[start The input]

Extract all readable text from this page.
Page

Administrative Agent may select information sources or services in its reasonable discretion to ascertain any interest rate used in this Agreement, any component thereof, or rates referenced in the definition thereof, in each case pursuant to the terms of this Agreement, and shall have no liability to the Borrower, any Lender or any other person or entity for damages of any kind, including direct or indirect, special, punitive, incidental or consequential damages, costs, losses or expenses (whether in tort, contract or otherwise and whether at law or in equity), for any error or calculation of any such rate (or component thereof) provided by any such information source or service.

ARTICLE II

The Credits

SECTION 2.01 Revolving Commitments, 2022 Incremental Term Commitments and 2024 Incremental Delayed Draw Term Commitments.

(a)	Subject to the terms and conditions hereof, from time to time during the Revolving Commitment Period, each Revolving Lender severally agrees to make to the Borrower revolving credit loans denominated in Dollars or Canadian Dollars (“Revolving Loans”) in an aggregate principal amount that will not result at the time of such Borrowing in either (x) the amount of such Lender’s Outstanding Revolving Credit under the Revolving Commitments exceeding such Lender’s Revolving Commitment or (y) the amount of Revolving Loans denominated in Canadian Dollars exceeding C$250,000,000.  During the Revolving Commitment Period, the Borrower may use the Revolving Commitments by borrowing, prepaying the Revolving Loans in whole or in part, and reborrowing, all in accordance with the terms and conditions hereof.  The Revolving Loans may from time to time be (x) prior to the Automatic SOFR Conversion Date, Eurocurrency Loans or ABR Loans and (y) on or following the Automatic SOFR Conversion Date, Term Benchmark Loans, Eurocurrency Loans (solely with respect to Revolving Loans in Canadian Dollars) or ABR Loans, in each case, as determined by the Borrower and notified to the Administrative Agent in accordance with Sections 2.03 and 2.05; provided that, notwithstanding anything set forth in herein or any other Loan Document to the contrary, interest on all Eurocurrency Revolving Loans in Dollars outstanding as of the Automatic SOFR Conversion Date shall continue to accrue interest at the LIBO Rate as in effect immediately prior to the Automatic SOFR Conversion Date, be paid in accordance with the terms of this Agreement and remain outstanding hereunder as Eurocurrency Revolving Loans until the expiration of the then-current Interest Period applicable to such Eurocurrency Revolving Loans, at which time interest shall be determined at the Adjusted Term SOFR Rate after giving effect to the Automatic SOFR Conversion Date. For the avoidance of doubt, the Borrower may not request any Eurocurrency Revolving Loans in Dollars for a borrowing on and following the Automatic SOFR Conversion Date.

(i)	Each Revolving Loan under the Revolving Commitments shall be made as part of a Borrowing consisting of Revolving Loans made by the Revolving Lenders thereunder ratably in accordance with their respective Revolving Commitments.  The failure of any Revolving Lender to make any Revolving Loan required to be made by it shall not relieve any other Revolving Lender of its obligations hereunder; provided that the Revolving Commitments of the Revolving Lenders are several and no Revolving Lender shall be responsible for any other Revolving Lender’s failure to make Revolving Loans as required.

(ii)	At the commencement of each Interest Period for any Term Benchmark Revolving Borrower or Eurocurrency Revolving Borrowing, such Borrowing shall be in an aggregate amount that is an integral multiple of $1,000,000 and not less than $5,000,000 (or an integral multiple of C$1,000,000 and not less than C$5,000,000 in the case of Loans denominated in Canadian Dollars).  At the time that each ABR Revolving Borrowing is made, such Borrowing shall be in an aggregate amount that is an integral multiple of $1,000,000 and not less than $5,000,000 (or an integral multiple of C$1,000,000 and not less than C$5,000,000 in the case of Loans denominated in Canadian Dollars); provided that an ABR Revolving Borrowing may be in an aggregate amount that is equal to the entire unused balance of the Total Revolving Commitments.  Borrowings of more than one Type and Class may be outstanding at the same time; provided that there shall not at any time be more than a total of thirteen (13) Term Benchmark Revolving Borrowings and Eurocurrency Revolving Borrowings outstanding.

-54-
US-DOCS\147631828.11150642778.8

[end The input]
[start The input]

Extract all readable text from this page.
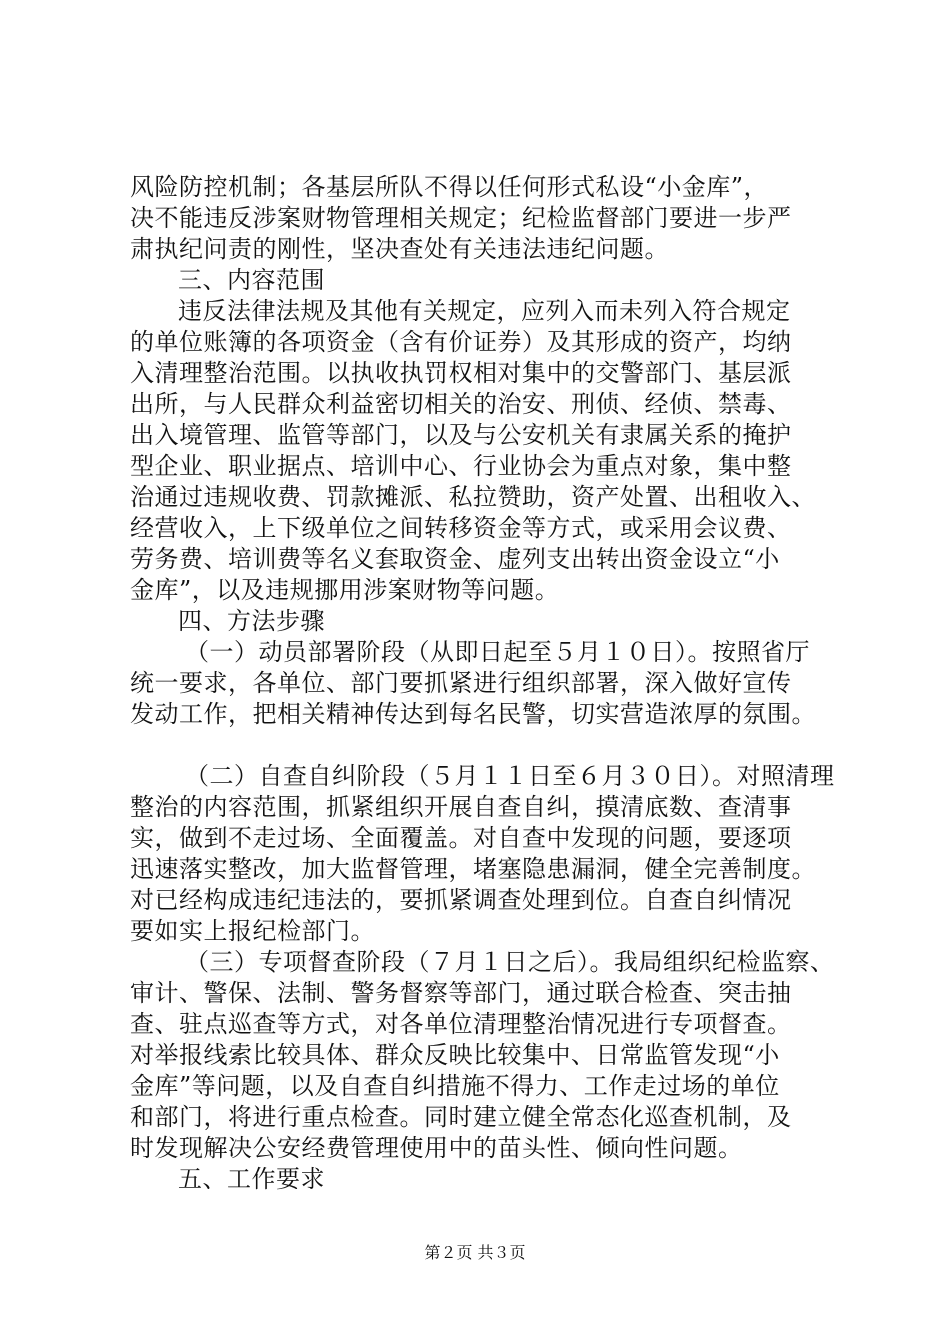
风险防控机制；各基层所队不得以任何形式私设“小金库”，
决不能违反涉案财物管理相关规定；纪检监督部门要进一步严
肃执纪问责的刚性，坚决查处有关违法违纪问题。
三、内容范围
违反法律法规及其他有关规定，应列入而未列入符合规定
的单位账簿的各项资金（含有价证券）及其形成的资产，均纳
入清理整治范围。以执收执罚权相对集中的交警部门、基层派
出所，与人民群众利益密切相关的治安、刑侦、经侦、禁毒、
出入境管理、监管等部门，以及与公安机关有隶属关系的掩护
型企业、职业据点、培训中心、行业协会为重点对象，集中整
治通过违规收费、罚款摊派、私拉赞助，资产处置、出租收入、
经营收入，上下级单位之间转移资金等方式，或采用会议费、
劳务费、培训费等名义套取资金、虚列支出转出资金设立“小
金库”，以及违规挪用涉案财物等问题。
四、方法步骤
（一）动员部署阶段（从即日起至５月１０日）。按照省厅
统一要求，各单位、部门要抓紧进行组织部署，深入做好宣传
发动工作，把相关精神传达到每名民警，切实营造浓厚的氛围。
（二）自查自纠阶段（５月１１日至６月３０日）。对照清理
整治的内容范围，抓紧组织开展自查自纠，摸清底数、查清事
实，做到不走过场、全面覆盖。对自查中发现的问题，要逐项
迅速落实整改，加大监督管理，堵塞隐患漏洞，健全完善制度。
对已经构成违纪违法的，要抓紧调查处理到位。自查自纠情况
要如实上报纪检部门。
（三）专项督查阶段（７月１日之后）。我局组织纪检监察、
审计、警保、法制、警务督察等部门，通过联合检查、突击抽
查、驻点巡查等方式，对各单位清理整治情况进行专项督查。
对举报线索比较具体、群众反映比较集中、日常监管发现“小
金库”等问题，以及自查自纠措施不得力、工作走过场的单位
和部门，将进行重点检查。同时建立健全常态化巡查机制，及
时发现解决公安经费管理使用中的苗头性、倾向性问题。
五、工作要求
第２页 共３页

[end The input]

Task objective: Go over the data above and copy every line that has the word "made" in it.

Written response:
(i)	Each Revolving Loan under the Revolving Commitments shall be made as part of a Borrowing consisting of Revolving Loans made by the Revolving Lenders thereunder ratably in accordance with their respective Revolving Commitments.  The failure of any Revolving Lender to make any Revolving Loan required to be made by it shall not relieve any other Revolving Lender of its obligations hereunder; provided that the Revolving Commitments of the Revolving Lenders are several and no Revolving Lender shall be responsible for any other Revolving Lender’s failure to make Revolving Loans as required.
(ii)	At the commencement of each Interest Period for any Term Benchmark Revolving Borrower or Eurocurrency Revolving Borrowing, such Borrowing shall be in an aggregate amount that is an integral multiple of $1,000,000 and not less than $5,000,000 (or an integral multiple of C$1,000,000 and not less than C$5,000,000 in the case of Loans denominated in Canadian Dollars).  At the time that each ABR Revolving Borrowing is made, such Borrowing shall be in an aggregate amount that is an integral multiple of $1,000,000 and not less than $5,000,000 (or an integral multiple of C$1,000,000 and not less than C$5,000,000 in the case of Loans denominated in Canadian Dollars); provided that an ABR Revolving Borrowing may be in an aggregate amount that is equal to the entire unused balance of the Total Revolving Commitments.  Borrowings of more than one Type and Class may be outstanding at the same time; provided that there shall not at any time be more than a total of thirteen (13) Term Benchmark Revolving Borrowings and Eurocurrency Revolving Borrowings outstanding.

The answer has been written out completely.